§ **YOUR TASK**: Repeat the material exactly, leaving nothing out.

§ **ENTRIES PROVIDED**:

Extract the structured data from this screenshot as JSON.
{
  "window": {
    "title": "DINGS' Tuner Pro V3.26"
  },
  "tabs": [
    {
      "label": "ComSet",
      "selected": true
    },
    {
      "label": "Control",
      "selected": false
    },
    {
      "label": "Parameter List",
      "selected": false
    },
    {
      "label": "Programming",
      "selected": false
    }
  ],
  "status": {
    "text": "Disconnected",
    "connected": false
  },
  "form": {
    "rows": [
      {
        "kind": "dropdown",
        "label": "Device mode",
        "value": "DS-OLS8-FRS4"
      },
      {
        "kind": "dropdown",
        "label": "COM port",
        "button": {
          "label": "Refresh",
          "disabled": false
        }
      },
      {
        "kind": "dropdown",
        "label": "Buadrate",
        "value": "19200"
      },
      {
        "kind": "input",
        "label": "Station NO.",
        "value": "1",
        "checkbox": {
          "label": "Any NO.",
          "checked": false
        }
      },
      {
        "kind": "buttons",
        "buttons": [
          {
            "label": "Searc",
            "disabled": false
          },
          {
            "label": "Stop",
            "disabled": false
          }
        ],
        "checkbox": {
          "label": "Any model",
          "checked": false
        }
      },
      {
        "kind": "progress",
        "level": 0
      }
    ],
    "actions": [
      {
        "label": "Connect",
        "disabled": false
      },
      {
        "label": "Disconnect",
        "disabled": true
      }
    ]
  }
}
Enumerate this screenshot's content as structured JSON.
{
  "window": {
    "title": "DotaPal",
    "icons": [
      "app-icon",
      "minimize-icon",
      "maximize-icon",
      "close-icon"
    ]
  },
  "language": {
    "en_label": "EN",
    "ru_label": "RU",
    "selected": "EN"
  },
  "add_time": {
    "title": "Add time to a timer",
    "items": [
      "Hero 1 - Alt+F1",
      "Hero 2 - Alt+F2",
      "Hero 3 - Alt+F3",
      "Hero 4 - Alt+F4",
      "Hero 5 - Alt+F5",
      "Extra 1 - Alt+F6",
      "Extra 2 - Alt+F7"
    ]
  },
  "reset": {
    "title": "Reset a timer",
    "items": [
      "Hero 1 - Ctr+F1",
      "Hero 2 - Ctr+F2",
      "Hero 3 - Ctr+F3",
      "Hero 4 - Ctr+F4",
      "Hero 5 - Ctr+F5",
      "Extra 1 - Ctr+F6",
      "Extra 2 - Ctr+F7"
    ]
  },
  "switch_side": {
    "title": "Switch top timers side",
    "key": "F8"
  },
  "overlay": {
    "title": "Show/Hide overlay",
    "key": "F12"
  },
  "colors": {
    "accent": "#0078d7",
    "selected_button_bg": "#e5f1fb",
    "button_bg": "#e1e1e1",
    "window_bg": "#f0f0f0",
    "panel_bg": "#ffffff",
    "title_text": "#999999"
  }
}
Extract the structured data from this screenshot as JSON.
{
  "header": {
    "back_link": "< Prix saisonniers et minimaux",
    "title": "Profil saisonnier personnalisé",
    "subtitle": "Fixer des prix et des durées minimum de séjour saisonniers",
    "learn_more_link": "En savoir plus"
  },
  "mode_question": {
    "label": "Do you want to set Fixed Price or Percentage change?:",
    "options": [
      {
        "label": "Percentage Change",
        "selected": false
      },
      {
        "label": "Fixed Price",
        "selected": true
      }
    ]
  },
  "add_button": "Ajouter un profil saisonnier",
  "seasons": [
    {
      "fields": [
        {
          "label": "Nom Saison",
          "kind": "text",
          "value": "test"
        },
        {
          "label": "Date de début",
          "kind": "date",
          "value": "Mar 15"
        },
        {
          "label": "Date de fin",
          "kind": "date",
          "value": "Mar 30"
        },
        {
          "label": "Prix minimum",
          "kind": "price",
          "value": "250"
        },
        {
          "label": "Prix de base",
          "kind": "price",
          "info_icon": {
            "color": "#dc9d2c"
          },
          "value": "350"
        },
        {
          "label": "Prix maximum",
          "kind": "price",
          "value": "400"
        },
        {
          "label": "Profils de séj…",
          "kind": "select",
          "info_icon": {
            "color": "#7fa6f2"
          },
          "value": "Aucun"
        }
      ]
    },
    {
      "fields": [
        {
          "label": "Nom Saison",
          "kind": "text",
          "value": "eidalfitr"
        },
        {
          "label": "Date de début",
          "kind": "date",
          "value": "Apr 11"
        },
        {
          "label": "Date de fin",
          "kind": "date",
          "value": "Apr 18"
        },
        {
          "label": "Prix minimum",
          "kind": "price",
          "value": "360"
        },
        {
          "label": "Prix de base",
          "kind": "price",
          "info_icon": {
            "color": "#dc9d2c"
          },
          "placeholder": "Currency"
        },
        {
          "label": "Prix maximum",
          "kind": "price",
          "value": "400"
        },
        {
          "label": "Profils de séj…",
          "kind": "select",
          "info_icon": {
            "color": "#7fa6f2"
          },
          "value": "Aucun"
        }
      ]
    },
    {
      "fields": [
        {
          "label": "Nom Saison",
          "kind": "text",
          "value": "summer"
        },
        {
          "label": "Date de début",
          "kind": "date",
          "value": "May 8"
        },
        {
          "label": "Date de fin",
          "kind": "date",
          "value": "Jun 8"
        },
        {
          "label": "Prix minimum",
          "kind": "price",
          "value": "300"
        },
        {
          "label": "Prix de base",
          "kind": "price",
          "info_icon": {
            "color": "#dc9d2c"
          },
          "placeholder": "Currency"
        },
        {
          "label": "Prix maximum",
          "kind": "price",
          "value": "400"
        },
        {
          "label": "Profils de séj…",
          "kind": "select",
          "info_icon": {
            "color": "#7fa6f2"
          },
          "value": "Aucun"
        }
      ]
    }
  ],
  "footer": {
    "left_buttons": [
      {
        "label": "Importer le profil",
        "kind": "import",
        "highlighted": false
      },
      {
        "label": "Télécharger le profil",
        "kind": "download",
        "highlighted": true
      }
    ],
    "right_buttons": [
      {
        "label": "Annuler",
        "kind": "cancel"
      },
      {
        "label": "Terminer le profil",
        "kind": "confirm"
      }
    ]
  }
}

§ **ANSWER**:
Extract the structured data from this screenshot as JSON.
{
  "window": {
    "title": "DINGS' Tuner Pro V3.26"
  },
  "tabs": [
    {
      "label": "ComSet",
      "selected": true
    },
    {
      "label": "Control",
      "selected": false
    },
    {
      "label": "Parameter List",
      "selected": false
    },
    {
      "label": "Programming",
      "selected": false
    }
  ],
  "status": {
    "text": "Disconnected",
    "connected": false
  },
  "form": {
    "rows": [
      {
        "kind": "dropdown",
        "label": "Device mode",
        "value": "DS-OLS8-FRS4"
      },
      {
        "kind": "dropdown",
        "label": "COM port",
        "button": {
          "label": "Refresh",
          "disabled": false
        }
      },
      {
        "kind": "dropdown",
        "label": "Buadrate",
        "value": "19200"
      },
      {
        "kind": "input",
        "label": "Station NO.",
        "value": "1",
        "checkbox": {
          "label": "Any NO.",
          "checked": false
        }
      },
      {
        "kind": "buttons",
        "buttons": [
          {
            "label": "Searc",
            "disabled": false
          },
          {
            "label": "Stop",
            "disabled": false
          }
        ],
        "checkbox": {
          "label": "Any model",
          "checked": false
        }
      },
      {
        "kind": "progress",
        "level": 0
      }
    ],
    "actions": [
      {
        "label": "Connect",
        "disabled": false
      },
      {
        "label": "Disconnect",
        "disabled": true
      }
    ]
  }
}
Enumerate this screenshot's content as structured JSON.
{
  "window": {
    "title": "DotaPal",
    "icons": [
      "app-icon",
      "minimize-icon",
      "maximize-icon",
      "close-icon"
    ]
  },
  "language": {
    "en_label": "EN",
    "ru_label": "RU",
    "selected": "EN"
  },
  "add_time": {
    "title": "Add time to a timer",
    "items": [
      "Hero 1 - Alt+F1",
      "Hero 2 - Alt+F2",
      "Hero 3 - Alt+F3",
      "Hero 4 - Alt+F4",
      "Hero 5 - Alt+F5",
      "Extra 1 - Alt+F6",
      "Extra 2 - Alt+F7"
    ]
  },
  "reset": {
    "title": "Reset a timer",
    "items": [
      "Hero 1 - Ctr+F1",
      "Hero 2 - Ctr+F2",
      "Hero 3 - Ctr+F3",
      "Hero 4 - Ctr+F4",
      "Hero 5 - Ctr+F5",
      "Extra 1 - Ctr+F6",
      "Extra 2 - Ctr+F7"
    ]
  },
  "switch_side": {
    "title": "Switch top timers side",
    "key": "F8"
  },
  "overlay": {
    "title": "Show/Hide overlay",
    "key": "F12"
  },
  "colors": {
    "accent": "#0078d7",
    "selected_button_bg": "#e5f1fb",
    "button_bg": "#e1e1e1",
    "window_bg": "#f0f0f0",
    "panel_bg": "#ffffff",
    "title_text": "#999999"
  }
}
Extract the structured data from this screenshot as JSON.
{
  "header": {
    "back_link": "< Prix saisonniers et minimaux",
    "title": "Profil saisonnier personnalisé",
    "subtitle": "Fixer des prix et des durées minimum de séjour saisonniers",
    "learn_more_link": "En savoir plus"
  },
  "mode_question": {
    "label": "Do you want to set Fixed Price or Percentage change?:",
    "options": [
      {
        "label": "Percentage Change",
        "selected": false
      },
      {
        "label": "Fixed Price",
        "selected": true
      }
    ]
  },
  "add_button": "Ajouter un profil saisonnier",
  "seasons": [
    {
      "fields": [
        {
          "label": "Nom Saison",
          "kind": "text",
          "value": "test"
        },
        {
          "label": "Date de début",
          "kind": "date",
          "value": "Mar 15"
        },
        {
          "label": "Date de fin",
          "kind": "date",
          "value": "Mar 30"
        },
        {
          "label": "Prix minimum",
          "kind": "price",
          "value": "250"
        },
        {
          "label": "Prix de base",
          "kind": "price",
          "info_icon": {
            "color": "#dc9d2c"
          },
          "value": "350"
        },
        {
          "label": "Prix maximum",
          "kind": "price",
          "value": "400"
        },
        {
          "label": "Profils de séj…",
          "kind": "select",
          "info_icon": {
            "color": "#7fa6f2"
          },
          "value": "Aucun"
        }
      ]
    },
    {
      "fields": [
        {
          "label": "Nom Saison",
          "kind": "text",
          "value": "eidalfitr"
        },
        {
          "label": "Date de début",
          "kind": "date",
          "value": "Apr 11"
        },
        {
          "label": "Date de fin",
          "kind": "date",
          "value": "Apr 18"
        },
        {
          "label": "Prix minimum",
          "kind": "price",
          "value": "360"
        },
        {
          "label": "Prix de base",
          "kind": "price",
          "info_icon": {
            "color": "#dc9d2c"
          },
          "placeholder": "Currency"
        },
        {
          "label": "Prix maximum",
          "kind": "price",
          "value": "400"
        },
        {
          "label": "Profils de séj…",
          "kind": "select",
          "info_icon": {
            "color": "#7fa6f2"
          },
          "value": "Aucun"
        }
      ]
    },
    {
      "fields": [
        {
          "label": "Nom Saison",
          "kind": "text",
          "value": "summer"
        },
        {
          "label": "Date de début",
          "kind": "date",
          "value": "May 8"
        },
        {
          "label": "Date de fin",
          "kind": "date",
          "value": "Jun 8"
        },
        {
          "label": "Prix minimum",
          "kind": "price",
          "value": "300"
        },
        {
          "label": "Prix de base",
          "kind": "price",
          "info_icon": {
            "color": "#dc9d2c"
          },
          "placeholder": "Currency"
        },
        {
          "label": "Prix maximum",
          "kind": "price",
          "value": "400"
        },
        {
          "label": "Profils de séj…",
          "kind": "select",
          "info_icon": {
            "color": "#7fa6f2"
          },
          "value": "Aucun"
        }
      ]
    }
  ],
  "footer": {
    "left_buttons": [
      {
        "label": "Importer le profil",
        "kind": "import",
        "highlighted": false
      },
      {
        "label": "Télécharger le profil",
        "kind": "download",
        "highlighted": true
      }
    ],
    "right_buttons": [
      {
        "label": "Annuler",
        "kind": "cancel"
      },
      {
        "label": "Terminer le profil",
        "kind": "confirm"
      }
    ]
  }
}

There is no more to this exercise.